Transcribe each record exactly. Include every one.

─── RECORD SET

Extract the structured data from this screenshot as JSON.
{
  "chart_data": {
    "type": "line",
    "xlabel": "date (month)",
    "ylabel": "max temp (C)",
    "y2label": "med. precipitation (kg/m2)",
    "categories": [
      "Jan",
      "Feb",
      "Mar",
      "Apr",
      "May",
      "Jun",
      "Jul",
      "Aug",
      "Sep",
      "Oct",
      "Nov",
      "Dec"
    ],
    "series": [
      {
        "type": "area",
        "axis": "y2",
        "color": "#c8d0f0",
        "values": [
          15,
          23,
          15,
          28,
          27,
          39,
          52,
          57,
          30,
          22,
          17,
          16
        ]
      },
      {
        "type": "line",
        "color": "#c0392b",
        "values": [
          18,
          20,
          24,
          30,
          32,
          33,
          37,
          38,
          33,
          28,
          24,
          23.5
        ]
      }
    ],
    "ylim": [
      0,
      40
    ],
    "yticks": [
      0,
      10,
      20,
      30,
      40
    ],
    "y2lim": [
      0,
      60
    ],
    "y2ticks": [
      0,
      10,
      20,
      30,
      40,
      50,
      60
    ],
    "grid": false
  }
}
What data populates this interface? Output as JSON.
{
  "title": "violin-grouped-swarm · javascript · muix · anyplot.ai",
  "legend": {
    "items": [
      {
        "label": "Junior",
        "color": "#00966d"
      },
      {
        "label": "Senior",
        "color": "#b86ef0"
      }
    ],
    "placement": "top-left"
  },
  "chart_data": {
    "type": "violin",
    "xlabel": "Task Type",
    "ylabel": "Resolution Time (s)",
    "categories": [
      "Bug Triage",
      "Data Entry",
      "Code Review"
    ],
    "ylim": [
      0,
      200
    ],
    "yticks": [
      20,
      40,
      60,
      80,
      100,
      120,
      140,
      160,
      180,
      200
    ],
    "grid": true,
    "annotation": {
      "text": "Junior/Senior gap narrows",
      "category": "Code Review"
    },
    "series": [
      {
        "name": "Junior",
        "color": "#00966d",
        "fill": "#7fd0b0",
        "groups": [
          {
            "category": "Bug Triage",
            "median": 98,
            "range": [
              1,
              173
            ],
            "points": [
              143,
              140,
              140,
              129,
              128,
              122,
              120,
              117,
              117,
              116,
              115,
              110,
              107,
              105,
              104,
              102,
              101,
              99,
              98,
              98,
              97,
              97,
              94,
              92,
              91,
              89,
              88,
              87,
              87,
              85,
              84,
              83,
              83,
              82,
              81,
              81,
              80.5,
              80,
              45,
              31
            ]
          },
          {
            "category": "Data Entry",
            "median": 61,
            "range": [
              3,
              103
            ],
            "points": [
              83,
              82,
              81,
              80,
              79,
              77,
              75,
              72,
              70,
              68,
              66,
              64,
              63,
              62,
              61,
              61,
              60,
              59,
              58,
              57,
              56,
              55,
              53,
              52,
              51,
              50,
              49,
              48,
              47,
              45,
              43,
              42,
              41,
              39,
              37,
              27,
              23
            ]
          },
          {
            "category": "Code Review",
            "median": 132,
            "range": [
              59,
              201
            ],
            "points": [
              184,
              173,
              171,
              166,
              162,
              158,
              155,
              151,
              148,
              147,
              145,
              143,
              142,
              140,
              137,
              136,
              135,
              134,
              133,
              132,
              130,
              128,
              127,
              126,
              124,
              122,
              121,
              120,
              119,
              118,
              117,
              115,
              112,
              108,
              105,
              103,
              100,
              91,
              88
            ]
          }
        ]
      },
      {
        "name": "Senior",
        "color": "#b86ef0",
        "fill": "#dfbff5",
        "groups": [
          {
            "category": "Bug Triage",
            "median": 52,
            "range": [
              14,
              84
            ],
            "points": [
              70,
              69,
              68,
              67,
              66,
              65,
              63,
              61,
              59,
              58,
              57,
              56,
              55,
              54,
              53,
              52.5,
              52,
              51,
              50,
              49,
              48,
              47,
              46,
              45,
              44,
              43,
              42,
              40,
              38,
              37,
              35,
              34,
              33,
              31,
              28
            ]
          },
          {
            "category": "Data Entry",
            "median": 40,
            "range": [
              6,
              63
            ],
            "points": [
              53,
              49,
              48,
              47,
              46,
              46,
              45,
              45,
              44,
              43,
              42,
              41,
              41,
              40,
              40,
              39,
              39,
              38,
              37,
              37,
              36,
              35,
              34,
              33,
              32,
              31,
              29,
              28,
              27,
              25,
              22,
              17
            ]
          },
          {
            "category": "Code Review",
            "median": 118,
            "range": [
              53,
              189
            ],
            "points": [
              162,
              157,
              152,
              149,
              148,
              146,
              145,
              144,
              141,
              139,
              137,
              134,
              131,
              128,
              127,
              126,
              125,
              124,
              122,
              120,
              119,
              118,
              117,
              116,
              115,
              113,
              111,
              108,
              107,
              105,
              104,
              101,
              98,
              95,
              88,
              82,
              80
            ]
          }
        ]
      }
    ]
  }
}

──────

WRITTEN RESPONSE →
Extract the structured data from this screenshot as JSON.
{
  "chart_data": {
    "type": "line",
    "xlabel": "date (month)",
    "ylabel": "max temp (C)",
    "y2label": "med. precipitation (kg/m2)",
    "categories": [
      "Jan",
      "Feb",
      "Mar",
      "Apr",
      "May",
      "Jun",
      "Jul",
      "Aug",
      "Sep",
      "Oct",
      "Nov",
      "Dec"
    ],
    "series": [
      {
        "type": "area",
        "axis": "y2",
        "color": "#c8d0f0",
        "values": [
          15,
          23,
          15,
          28,
          27,
          39,
          52,
          57,
          30,
          22,
          17,
          16
        ]
      },
      {
        "type": "line",
        "color": "#c0392b",
        "values": [
          18,
          20,
          24,
          30,
          32,
          33,
          37,
          38,
          33,
          28,
          24,
          23.5
        ]
      }
    ],
    "ylim": [
      0,
      40
    ],
    "yticks": [
      0,
      10,
      20,
      30,
      40
    ],
    "y2lim": [
      0,
      60
    ],
    "y2ticks": [
      0,
      10,
      20,
      30,
      40,
      50,
      60
    ],
    "grid": false
  }
}
What data populates this interface? Output as JSON.
{
  "title": "violin-grouped-swarm · javascript · muix · anyplot.ai",
  "legend": {
    "items": [
      {
        "label": "Junior",
        "color": "#00966d"
      },
      {
        "label": "Senior",
        "color": "#b86ef0"
      }
    ],
    "placement": "top-left"
  },
  "chart_data": {
    "type": "violin",
    "xlabel": "Task Type",
    "ylabel": "Resolution Time (s)",
    "categories": [
      "Bug Triage",
      "Data Entry",
      "Code Review"
    ],
    "ylim": [
      0,
      200
    ],
    "yticks": [
      20,
      40,
      60,
      80,
      100,
      120,
      140,
      160,
      180,
      200
    ],
    "grid": true,
    "annotation": {
      "text": "Junior/Senior gap narrows",
      "category": "Code Review"
    },
    "series": [
      {
        "name": "Junior",
        "color": "#00966d",
        "fill": "#7fd0b0",
        "groups": [
          {
            "category": "Bug Triage",
            "median": 98,
            "range": [
              1,
              173
            ],
            "points": [
              143,
              140,
              140,
              129,
              128,
              122,
              120,
              117,
              117,
              116,
              115,
              110,
              107,
              105,
              104,
              102,
              101,
              99,
              98,
              98,
              97,
              97,
              94,
              92,
              91,
              89,
              88,
              87,
              87,
              85,
              84,
              83,
              83,
              82,
              81,
              81,
              80.5,
              80,
              45,
              31
            ]
          },
          {
            "category": "Data Entry",
            "median": 61,
            "range": [
              3,
              103
            ],
            "points": [
              83,
              82,
              81,
              80,
              79,
              77,
              75,
              72,
              70,
              68,
              66,
              64,
              63,
              62,
              61,
              61,
              60,
              59,
              58,
              57,
              56,
              55,
              53,
              52,
              51,
              50,
              49,
              48,
              47,
              45,
              43,
              42,
              41,
              39,
              37,
              27,
              23
            ]
          },
          {
            "category": "Code Review",
            "median": 132,
            "range": [
              59,
              201
            ],
            "points": [
              184,
              173,
              171,
              166,
              162,
              158,
              155,
              151,
              148,
              147,
              145,
              143,
              142,
              140,
              137,
              136,
              135,
              134,
              133,
              132,
              130,
              128,
              127,
              126,
              124,
              122,
              121,
              120,
              119,
              118,
              117,
              115,
              112,
              108,
              105,
              103,
              100,
              91,
              88
            ]
          }
        ]
      },
      {
        "name": "Senior",
        "color": "#b86ef0",
        "fill": "#dfbff5",
        "groups": [
          {
            "category": "Bug Triage",
            "median": 52,
            "range": [
              14,
              84
            ],
            "points": [
              70,
              69,
              68,
              67,
              66,
              65,
              63,
              61,
              59,
              58,
              57,
              56,
              55,
              54,
              53,
              52.5,
              52,
              51,
              50,
              49,
              48,
              47,
              46,
              45,
              44,
              43,
              42,
              40,
              38,
              37,
              35,
              34,
              33,
              31,
              28
            ]
          },
          {
            "category": "Data Entry",
            "median": 40,
            "range": [
              6,
              63
            ],
            "points": [
              53,
              49,
              48,
              47,
              46,
              46,
              45,
              45,
              44,
              43,
              42,
              41,
              41,
              40,
              40,
              39,
              39,
              38,
              37,
              37,
              36,
              35,
              34,
              33,
              32,
              31,
              29,
              28,
              27,
              25,
              22,
              17
            ]
          },
          {
            "category": "Code Review",
            "median": 118,
            "range": [
              53,
              189
            ],
            "points": [
              162,
              157,
              152,
              149,
              148,
              146,
              145,
              144,
              141,
              139,
              137,
              134,
              131,
              128,
              127,
              126,
              125,
              124,
              122,
              120,
              119,
              118,
              117,
              116,
              115,
              113,
              111,
              108,
              107,
              105,
              104,
              101,
              98,
              95,
              88,
              82,
              80
            ]
          }
        ]
      }
    ]
  }
}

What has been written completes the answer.